>> begin Provided data

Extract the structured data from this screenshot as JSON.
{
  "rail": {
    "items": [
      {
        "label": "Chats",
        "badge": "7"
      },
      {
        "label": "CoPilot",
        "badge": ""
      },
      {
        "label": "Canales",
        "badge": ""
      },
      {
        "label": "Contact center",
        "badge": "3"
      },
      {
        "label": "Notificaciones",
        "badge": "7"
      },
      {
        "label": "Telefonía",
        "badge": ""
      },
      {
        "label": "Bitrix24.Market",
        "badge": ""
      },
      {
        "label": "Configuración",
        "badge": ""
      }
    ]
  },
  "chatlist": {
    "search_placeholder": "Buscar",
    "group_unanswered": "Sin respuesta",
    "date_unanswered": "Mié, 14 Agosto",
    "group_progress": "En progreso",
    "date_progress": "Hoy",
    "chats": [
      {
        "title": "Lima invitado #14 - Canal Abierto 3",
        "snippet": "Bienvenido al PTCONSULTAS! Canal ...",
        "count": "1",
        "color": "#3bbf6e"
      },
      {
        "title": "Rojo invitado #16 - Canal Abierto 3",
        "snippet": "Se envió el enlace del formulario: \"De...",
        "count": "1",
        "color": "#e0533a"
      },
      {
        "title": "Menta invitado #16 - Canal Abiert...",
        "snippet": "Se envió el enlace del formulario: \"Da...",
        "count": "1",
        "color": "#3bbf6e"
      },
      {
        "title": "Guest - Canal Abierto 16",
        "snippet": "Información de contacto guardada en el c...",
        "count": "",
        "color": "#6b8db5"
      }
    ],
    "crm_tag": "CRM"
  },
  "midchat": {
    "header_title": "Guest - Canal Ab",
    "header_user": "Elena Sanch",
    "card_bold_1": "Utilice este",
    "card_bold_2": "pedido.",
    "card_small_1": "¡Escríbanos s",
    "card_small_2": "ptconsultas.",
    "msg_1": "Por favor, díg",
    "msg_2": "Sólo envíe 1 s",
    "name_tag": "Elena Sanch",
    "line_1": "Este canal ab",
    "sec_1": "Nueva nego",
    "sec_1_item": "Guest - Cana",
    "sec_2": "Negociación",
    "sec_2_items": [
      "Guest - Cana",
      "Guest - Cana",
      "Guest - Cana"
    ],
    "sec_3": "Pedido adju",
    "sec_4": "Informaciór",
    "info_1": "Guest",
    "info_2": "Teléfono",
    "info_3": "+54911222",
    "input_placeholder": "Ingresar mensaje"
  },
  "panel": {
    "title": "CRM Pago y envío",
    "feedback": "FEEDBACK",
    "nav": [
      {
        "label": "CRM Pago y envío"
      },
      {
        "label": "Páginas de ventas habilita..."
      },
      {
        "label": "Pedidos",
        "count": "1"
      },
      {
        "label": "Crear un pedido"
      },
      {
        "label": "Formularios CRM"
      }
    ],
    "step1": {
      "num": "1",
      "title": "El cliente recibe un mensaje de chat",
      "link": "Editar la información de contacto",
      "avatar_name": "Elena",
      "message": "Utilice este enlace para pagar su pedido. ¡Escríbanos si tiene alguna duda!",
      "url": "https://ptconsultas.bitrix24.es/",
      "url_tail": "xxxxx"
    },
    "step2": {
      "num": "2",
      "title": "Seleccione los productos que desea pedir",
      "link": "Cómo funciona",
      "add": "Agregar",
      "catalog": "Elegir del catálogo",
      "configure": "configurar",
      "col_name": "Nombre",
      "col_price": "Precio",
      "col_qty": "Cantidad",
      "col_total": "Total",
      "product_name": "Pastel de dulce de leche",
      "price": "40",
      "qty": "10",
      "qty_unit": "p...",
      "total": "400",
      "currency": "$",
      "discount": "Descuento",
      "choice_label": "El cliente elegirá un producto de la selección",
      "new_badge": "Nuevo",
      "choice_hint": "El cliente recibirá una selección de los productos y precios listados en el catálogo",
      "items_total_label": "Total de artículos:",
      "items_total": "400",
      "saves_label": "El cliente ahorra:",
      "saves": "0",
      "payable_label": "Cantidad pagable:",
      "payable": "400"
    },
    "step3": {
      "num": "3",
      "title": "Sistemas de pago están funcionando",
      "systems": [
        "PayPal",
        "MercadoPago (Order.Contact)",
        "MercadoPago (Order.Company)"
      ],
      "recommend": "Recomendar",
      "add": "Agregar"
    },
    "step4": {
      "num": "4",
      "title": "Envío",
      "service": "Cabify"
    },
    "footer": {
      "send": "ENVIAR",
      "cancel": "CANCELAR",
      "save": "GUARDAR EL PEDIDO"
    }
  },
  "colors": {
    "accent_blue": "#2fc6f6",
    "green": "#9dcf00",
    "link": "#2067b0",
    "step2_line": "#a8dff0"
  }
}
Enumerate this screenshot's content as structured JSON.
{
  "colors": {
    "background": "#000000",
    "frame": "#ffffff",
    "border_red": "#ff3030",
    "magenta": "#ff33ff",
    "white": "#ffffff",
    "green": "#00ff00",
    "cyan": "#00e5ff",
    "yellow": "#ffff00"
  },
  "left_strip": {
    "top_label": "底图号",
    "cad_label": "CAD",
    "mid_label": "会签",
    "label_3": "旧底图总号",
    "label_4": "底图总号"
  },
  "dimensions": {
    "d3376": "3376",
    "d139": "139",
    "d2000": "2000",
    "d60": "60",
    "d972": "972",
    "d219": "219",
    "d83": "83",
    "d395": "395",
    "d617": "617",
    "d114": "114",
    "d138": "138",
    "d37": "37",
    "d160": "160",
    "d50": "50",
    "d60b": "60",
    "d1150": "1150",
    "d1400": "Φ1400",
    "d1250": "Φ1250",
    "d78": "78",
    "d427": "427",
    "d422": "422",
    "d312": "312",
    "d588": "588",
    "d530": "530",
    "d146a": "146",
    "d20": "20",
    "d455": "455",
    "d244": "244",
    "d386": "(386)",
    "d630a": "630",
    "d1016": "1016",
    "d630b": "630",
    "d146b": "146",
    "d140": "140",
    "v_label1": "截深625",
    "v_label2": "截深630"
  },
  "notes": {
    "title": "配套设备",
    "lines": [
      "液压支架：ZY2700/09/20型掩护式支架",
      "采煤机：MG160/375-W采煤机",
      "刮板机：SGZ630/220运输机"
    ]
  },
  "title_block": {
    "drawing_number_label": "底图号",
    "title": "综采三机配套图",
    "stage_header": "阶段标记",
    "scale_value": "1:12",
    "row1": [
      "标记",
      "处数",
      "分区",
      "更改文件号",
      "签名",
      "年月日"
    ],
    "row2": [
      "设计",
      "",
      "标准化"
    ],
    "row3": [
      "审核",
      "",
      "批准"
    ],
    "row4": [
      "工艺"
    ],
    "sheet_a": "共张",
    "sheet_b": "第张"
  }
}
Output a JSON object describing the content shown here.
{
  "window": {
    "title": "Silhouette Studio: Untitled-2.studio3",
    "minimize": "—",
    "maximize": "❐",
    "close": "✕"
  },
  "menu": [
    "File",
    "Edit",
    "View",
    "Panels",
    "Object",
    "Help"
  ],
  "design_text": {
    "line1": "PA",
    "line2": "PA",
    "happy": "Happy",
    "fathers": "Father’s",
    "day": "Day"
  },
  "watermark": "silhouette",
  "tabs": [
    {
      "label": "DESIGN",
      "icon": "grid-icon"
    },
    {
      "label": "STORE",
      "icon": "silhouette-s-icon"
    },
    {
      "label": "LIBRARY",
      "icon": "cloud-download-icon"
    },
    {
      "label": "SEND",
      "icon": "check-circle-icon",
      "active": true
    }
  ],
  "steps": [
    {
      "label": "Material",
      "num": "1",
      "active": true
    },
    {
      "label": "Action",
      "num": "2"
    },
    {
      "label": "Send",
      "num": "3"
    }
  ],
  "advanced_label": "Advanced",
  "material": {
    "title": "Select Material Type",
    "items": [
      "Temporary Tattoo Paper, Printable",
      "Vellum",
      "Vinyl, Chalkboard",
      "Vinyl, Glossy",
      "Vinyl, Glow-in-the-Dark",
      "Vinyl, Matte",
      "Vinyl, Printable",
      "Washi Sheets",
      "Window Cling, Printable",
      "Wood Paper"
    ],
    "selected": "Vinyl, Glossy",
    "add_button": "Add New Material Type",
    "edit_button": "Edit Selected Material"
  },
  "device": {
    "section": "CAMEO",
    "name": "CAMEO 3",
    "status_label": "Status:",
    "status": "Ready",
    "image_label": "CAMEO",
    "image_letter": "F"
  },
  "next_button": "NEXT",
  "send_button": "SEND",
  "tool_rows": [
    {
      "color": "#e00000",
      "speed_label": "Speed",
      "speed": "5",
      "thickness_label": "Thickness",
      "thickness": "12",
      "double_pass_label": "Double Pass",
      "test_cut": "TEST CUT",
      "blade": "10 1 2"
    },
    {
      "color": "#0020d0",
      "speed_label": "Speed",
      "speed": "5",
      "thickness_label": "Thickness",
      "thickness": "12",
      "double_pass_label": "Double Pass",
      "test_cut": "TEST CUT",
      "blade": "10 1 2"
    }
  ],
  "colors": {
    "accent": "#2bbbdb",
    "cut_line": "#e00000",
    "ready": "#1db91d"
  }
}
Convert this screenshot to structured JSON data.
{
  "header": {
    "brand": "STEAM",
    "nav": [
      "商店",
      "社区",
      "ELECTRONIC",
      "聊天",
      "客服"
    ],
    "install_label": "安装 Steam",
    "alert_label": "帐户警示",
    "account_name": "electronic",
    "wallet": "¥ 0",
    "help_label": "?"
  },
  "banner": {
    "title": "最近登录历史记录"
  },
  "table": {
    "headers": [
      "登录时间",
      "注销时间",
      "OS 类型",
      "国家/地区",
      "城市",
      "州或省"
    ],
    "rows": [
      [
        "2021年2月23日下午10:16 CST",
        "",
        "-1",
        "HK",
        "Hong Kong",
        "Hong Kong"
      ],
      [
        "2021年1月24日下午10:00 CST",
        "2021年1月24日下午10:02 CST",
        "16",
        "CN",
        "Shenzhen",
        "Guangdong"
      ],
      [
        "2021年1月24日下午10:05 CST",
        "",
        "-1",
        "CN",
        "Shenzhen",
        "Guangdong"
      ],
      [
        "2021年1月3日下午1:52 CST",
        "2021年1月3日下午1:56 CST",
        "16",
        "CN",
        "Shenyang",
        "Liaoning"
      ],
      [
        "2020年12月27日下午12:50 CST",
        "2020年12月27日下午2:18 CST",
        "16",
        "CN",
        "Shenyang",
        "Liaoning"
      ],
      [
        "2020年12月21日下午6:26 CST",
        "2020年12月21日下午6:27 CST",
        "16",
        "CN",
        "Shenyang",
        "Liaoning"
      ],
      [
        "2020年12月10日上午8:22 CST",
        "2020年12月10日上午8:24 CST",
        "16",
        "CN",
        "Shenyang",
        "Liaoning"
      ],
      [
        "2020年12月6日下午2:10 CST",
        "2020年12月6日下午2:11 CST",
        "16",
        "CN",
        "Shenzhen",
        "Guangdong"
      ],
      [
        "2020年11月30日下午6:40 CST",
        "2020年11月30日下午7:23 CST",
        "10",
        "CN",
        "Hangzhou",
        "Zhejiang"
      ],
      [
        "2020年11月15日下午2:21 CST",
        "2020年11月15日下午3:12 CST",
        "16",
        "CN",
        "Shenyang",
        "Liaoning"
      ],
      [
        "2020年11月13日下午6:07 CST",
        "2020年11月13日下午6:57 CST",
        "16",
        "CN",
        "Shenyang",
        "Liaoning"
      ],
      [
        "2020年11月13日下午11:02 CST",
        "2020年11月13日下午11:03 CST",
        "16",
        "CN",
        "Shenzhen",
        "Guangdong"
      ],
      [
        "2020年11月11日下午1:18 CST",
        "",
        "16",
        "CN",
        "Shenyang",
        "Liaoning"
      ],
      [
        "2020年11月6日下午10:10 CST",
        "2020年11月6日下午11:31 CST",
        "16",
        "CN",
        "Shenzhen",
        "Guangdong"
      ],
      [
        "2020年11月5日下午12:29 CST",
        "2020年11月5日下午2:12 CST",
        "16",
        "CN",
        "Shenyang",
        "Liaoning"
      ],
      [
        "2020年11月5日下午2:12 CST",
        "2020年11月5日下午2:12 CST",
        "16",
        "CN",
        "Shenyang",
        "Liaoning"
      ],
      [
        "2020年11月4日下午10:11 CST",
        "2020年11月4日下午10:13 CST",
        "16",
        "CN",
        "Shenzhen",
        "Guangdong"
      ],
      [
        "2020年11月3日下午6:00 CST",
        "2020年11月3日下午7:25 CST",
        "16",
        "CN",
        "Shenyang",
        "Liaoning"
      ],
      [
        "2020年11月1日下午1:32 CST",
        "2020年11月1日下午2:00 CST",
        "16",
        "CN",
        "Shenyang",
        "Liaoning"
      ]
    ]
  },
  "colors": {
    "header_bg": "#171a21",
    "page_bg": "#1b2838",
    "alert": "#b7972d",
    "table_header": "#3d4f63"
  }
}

>> end Provided data

— The request —
Find the word "structured" in the data and copy out each line where it turns up.

— Exercise response —
Extract the structured data from this screenshot as JSON.
Enumerate this screenshot's content as structured JSON.
Convert this screenshot to structured JSON data.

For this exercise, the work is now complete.